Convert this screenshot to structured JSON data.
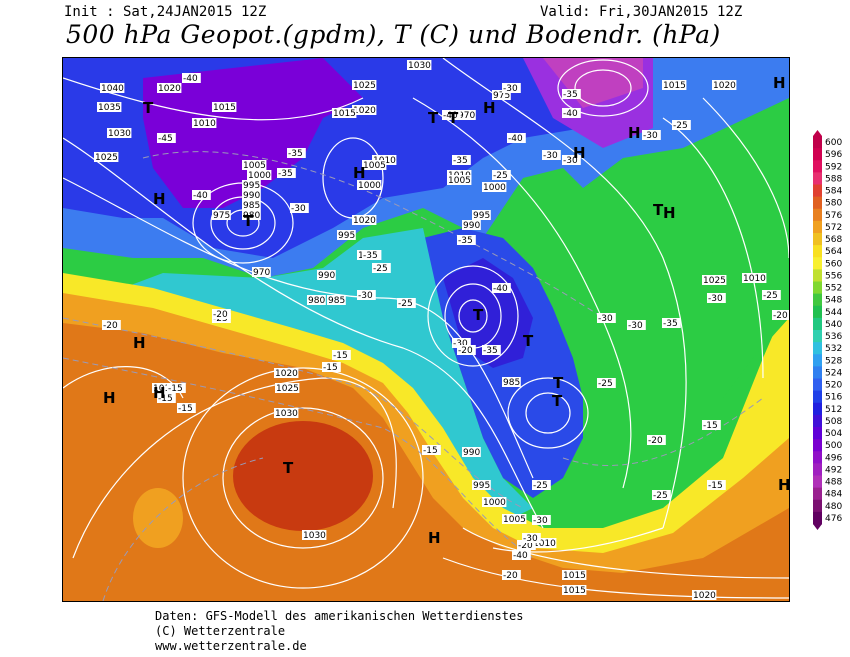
{
  "header": {
    "init": "Init : Sat,24JAN2015 12Z",
    "valid": "Valid: Fri,30JAN2015 12Z",
    "title": "500 hPa Geopot.(gpdm), T (C) und Bodendr. (hPa)"
  },
  "footer": {
    "line1": "Daten: GFS-Modell des amerikanischen Wetterdienstes",
    "line2": "(C) Wetterzentrale",
    "line3": "www.wetterzentrale.de"
  },
  "colors": {
    "purple": "#7a00d8",
    "violet": "#9a40e8",
    "blue": "#2a3ae8",
    "lightblue": "#4a8af0",
    "cyan": "#30c8e0",
    "teal": "#30d890",
    "green": "#20c840",
    "yellow": "#f8f020",
    "orange": "#f0a020",
    "darkorange": "#e07010",
    "red": "#c83010",
    "isobar": "#ffffff"
  },
  "scale": {
    "labels": [
      "600",
      "596",
      "592",
      "588",
      "584",
      "580",
      "576",
      "572",
      "568",
      "564",
      "560",
      "556",
      "552",
      "548",
      "544",
      "540",
      "536",
      "532",
      "528",
      "524",
      "520",
      "516",
      "512",
      "508",
      "504",
      "500",
      "496",
      "492",
      "488",
      "484",
      "480",
      "476"
    ],
    "colors": [
      "#c0004a",
      "#d00050",
      "#e01060",
      "#e83070",
      "#e04030",
      "#e06020",
      "#e88020",
      "#f0a020",
      "#f0c020",
      "#f8e020",
      "#f8f030",
      "#c0e030",
      "#80d830",
      "#40c840",
      "#20c050",
      "#20c880",
      "#30d0b0",
      "#30c0e0",
      "#30a0f0",
      "#3080f0",
      "#3060f0",
      "#2040e8",
      "#2020e0",
      "#4010d8",
      "#6000d8",
      "#7a00d0",
      "#9010c8",
      "#a020c0",
      "#b030b8",
      "#9a2090",
      "#7a1070",
      "#600060"
    ]
  },
  "map": {
    "pressure_labels": [
      "1040",
      "1035",
      "1030",
      "1025",
      "1020",
      "1015",
      "1010",
      "1005",
      "1000",
      "995",
      "990",
      "985",
      "980",
      "975",
      "970",
      "1030",
      "1025",
      "1020",
      "1015",
      "1010",
      "1005",
      "1000",
      "995",
      "990",
      "985",
      "980",
      "975",
      "970",
      "1030",
      "1020",
      "1015",
      "1030",
      "1025",
      "1020",
      "1015",
      "1010",
      "1005",
      "1000",
      "995",
      "990",
      "985",
      "990",
      "995",
      "1000",
      "1005",
      "1010",
      "1015",
      "1015",
      "1020",
      "1025",
      "1010",
      "1015",
      "1020"
    ],
    "temp_labels": [
      "-40",
      "-45",
      "-40",
      "-35",
      "-35",
      "-30",
      "-35",
      "-25",
      "-30",
      "-35",
      "-40",
      "-35",
      "-30",
      "-40",
      "-35",
      "-30",
      "-25",
      "-20",
      "-25",
      "-20",
      "-15",
      "-15",
      "-15",
      "-15",
      "-20",
      "-15",
      "-25",
      "-30",
      "-35",
      "-30",
      "-25",
      "-20",
      "-15",
      "-20",
      "-25",
      "-30",
      "-25",
      "-20",
      "-20",
      "-25",
      "-15",
      "-15",
      "-30",
      "-40",
      "-30",
      "-40",
      "-30",
      "-35",
      "-40",
      "-30",
      "-30",
      "-25"
    ],
    "markers": [
      "H",
      "H",
      "H",
      "H",
      "H",
      "T",
      "T",
      "T",
      "T",
      "T",
      "T",
      "T",
      "T",
      "H",
      "H",
      "H",
      "H",
      "H",
      "H",
      "H",
      "T",
      "T"
    ]
  }
}
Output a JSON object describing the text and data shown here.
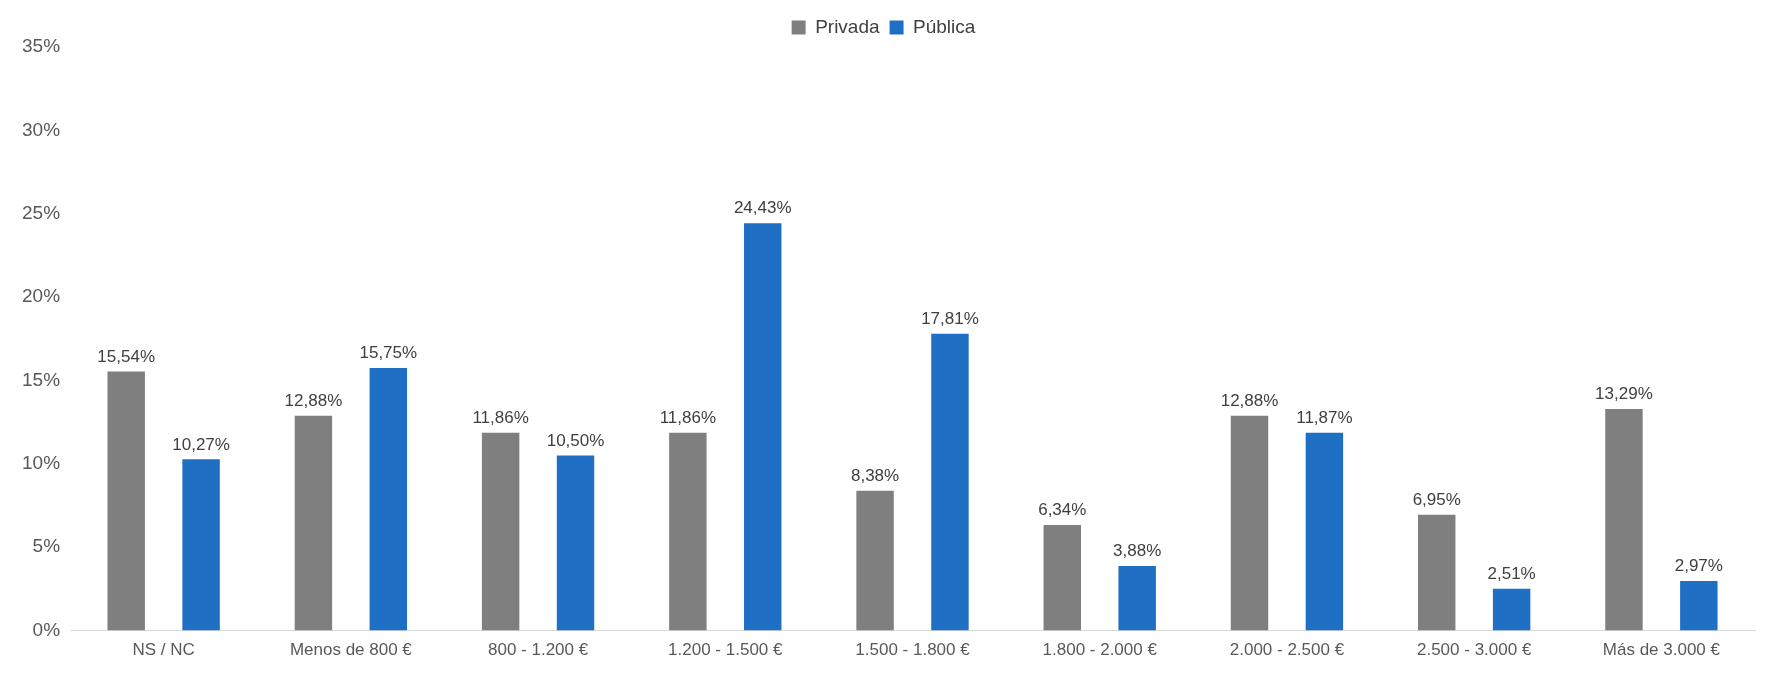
{
  "chart_data": {
    "type": "bar",
    "categories": [
      "NS / NC",
      "Menos de 800 €",
      "800 - 1.200 €",
      "1.200 - 1.500 €",
      "1.500 - 1.800 €",
      "1.800 - 2.000 €",
      "2.000 - 2.500 €",
      "2.500 - 3.000 €",
      "Más de 3.000 €"
    ],
    "series": [
      {
        "name": "Privada",
        "color": "#7f7f7f",
        "values": [
          15.54,
          12.88,
          11.86,
          11.86,
          8.38,
          6.34,
          12.88,
          6.95,
          13.29
        ],
        "value_labels": [
          "15,54%",
          "12,88%",
          "11,86%",
          "11,86%",
          "8,38%",
          "6,34%",
          "12,88%",
          "6,95%",
          "13,29%"
        ]
      },
      {
        "name": "Pública",
        "color": "#1f6fc5",
        "values": [
          10.27,
          15.75,
          10.5,
          24.43,
          17.81,
          3.88,
          11.87,
          2.51,
          2.97
        ],
        "value_labels": [
          "10,27%",
          "15,75%",
          "10,50%",
          "24,43%",
          "17,81%",
          "3,88%",
          "11,87%",
          "2,51%",
          "2,97%"
        ]
      }
    ],
    "ylim": [
      0,
      35
    ],
    "yticks": [
      {
        "value": 0,
        "label": "0%"
      },
      {
        "value": 5,
        "label": "5%"
      },
      {
        "value": 10,
        "label": "10%"
      },
      {
        "value": 15,
        "label": "15%"
      },
      {
        "value": 20,
        "label": "20%"
      },
      {
        "value": 25,
        "label": "25%"
      },
      {
        "value": 30,
        "label": "30%"
      },
      {
        "value": 35,
        "label": "35%"
      }
    ],
    "grid": false,
    "legend": "top"
  }
}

########################################

▶ _Given exercise_
Except for the pictures, print the data above exactly.

▶ _Reply to the task_
Convert this screenshot to structured JSON data.
{
  "header": {
    "init": "Init : Sat,24JAN2015 12Z",
    "valid": "Valid: Fri,30JAN2015 12Z",
    "title": "500 hPa Geopot.(gpdm), T (C) und Bodendr. (hPa)"
  },
  "footer": {
    "line1": "Daten: GFS-Modell des amerikanischen Wetterdienstes",
    "line2": "(C) Wetterzentrale",
    "line3": "www.wetterzentrale.de"
  },
  "colors": {
    "purple": "#7a00d8",
    "violet": "#9a40e8",
    "blue": "#2a3ae8",
    "lightblue": "#4a8af0",
    "cyan": "#30c8e0",
    "teal": "#30d890",
    "green": "#20c840",
    "yellow": "#f8f020",
    "orange": "#f0a020",
    "darkorange": "#e07010",
    "red": "#c83010",
    "isobar": "#ffffff"
  },
  "scale": {
    "labels": [
      "600",
      "596",
      "592",
      "588",
      "584",
      "580",
      "576",
      "572",
      "568",
      "564",
      "560",
      "556",
      "552",
      "548",
      "544",
      "540",
      "536",
      "532",
      "528",
      "524",
      "520",
      "516",
      "512",
      "508",
      "504",
      "500",
      "496",
      "492",
      "488",
      "484",
      "480",
      "476"
    ],
    "colors": [
      "#c0004a",
      "#d00050",
      "#e01060",
      "#e83070",
      "#e04030",
      "#e06020",
      "#e88020",
      "#f0a020",
      "#f0c020",
      "#f8e020",
      "#f8f030",
      "#c0e030",
      "#80d830",
      "#40c840",
      "#20c050",
      "#20c880",
      "#30d0b0",
      "#30c0e0",
      "#30a0f0",
      "#3080f0",
      "#3060f0",
      "#2040e8",
      "#2020e0",
      "#4010d8",
      "#6000d8",
      "#7a00d0",
      "#9010c8",
      "#a020c0",
      "#b030b8",
      "#9a2090",
      "#7a1070",
      "#600060"
    ]
  },
  "map": {
    "pressure_labels": [
      "1040",
      "1035",
      "1030",
      "1025",
      "1020",
      "1015",
      "1010",
      "1005",
      "1000",
      "995",
      "990",
      "985",
      "980",
      "975",
      "970",
      "1030",
      "1025",
      "1020",
      "1015",
      "1010",
      "1005",
      "1000",
      "995",
      "990",
      "985",
      "980",
      "975",
      "970",
      "1030",
      "1020",
      "1015",
      "1030",
      "1025",
      "1020",
      "1015",
      "1010",
      "1005",
      "1000",
      "995",
      "990",
      "985",
      "990",
      "995",
      "1000",
      "1005",
      "1010",
      "1015",
      "1015",
      "1020",
      "1025",
      "1010",
      "1015",
      "1020"
    ],
    "temp_labels": [
      "-40",
      "-45",
      "-40",
      "-35",
      "-35",
      "-30",
      "-35",
      "-25",
      "-30",
      "-35",
      "-40",
      "-35",
      "-30",
      "-40",
      "-35",
      "-30",
      "-25",
      "-20",
      "-25",
      "-20",
      "-15",
      "-15",
      "-15",
      "-15",
      "-20",
      "-15",
      "-25",
      "-30",
      "-35",
      "-30",
      "-25",
      "-20",
      "-15",
      "-20",
      "-25",
      "-30",
      "-25",
      "-20",
      "-20",
      "-25",
      "-15",
      "-15",
      "-30",
      "-40",
      "-30",
      "-40",
      "-30",
      "-35",
      "-40",
      "-30",
      "-30",
      "-25"
    ],
    "markers": [
      "H",
      "H",
      "H",
      "H",
      "H",
      "T",
      "T",
      "T",
      "T",
      "T",
      "T",
      "T",
      "T",
      "H",
      "H",
      "H",
      "H",
      "H",
      "H",
      "H",
      "T",
      "T"
    ]
  }
}
Output a JSON object describing the text and data shown here.
{
  "chart_data": {
    "type": "bar",
    "categories": [
      "NS / NC",
      "Menos de 800 €",
      "800 - 1.200 €",
      "1.200 - 1.500 €",
      "1.500 - 1.800 €",
      "1.800 - 2.000 €",
      "2.000 - 2.500 €",
      "2.500 - 3.000 €",
      "Más de 3.000 €"
    ],
    "series": [
      {
        "name": "Privada",
        "color": "#7f7f7f",
        "values": [
          15.54,
          12.88,
          11.86,
          11.86,
          8.38,
          6.34,
          12.88,
          6.95,
          13.29
        ],
        "value_labels": [
          "15,54%",
          "12,88%",
          "11,86%",
          "11,86%",
          "8,38%",
          "6,34%",
          "12,88%",
          "6,95%",
          "13,29%"
        ]
      },
      {
        "name": "Pública",
        "color": "#1f6fc5",
        "values": [
          10.27,
          15.75,
          10.5,
          24.43,
          17.81,
          3.88,
          11.87,
          2.51,
          2.97
        ],
        "value_labels": [
          "10,27%",
          "15,75%",
          "10,50%",
          "24,43%",
          "17,81%",
          "3,88%",
          "11,87%",
          "2,51%",
          "2,97%"
        ]
      }
    ],
    "ylim": [
      0,
      35
    ],
    "yticks": [
      {
        "value": 0,
        "label": "0%"
      },
      {
        "value": 5,
        "label": "5%"
      },
      {
        "value": 10,
        "label": "10%"
      },
      {
        "value": 15,
        "label": "15%"
      },
      {
        "value": 20,
        "label": "20%"
      },
      {
        "value": 25,
        "label": "25%"
      },
      {
        "value": 30,
        "label": "30%"
      },
      {
        "value": 35,
        "label": "35%"
      }
    ],
    "grid": false,
    "legend": "top"
  }
}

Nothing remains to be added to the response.